* Begin DATA EXTRACT *

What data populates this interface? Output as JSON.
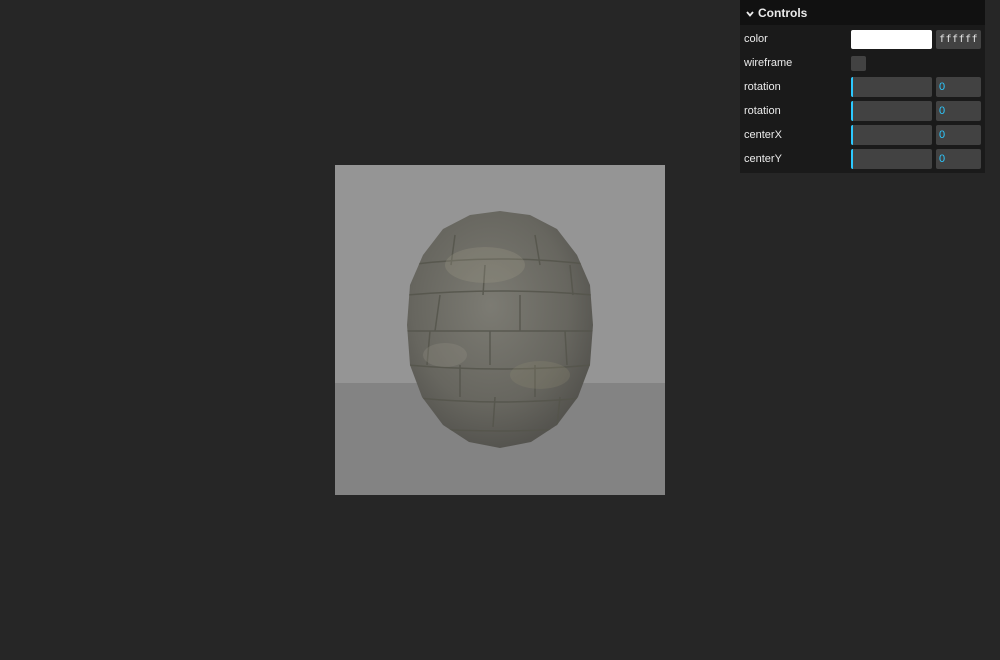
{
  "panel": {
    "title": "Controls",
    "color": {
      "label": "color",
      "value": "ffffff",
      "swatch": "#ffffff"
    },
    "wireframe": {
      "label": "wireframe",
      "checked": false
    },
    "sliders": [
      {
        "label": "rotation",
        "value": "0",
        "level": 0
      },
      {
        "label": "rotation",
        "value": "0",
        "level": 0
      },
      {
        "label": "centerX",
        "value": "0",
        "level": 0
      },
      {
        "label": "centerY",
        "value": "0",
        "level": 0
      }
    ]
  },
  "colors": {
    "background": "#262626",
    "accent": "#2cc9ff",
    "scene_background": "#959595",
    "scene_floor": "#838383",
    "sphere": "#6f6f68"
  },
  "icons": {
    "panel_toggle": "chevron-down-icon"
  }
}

* End DATA EXTRACT *

> [THE PROBLEM] Repeat the data exactly, excluding the pictures.

> [SOLUTION TO THE EXERCISE]
What data populates this interface? Output as JSON.
{
  "panel": {
    "title": "Controls",
    "color": {
      "label": "color",
      "value": "ffffff",
      "swatch": "#ffffff"
    },
    "wireframe": {
      "label": "wireframe",
      "checked": false
    },
    "sliders": [
      {
        "label": "rotation",
        "value": "0",
        "level": 0
      },
      {
        "label": "rotation",
        "value": "0",
        "level": 0
      },
      {
        "label": "centerX",
        "value": "0",
        "level": 0
      },
      {
        "label": "centerY",
        "value": "0",
        "level": 0
      }
    ]
  },
  "colors": {
    "background": "#262626",
    "accent": "#2cc9ff",
    "scene_background": "#959595",
    "scene_floor": "#838383",
    "sphere": "#6f6f68"
  },
  "icons": {
    "panel_toggle": "chevron-down-icon"
  }
}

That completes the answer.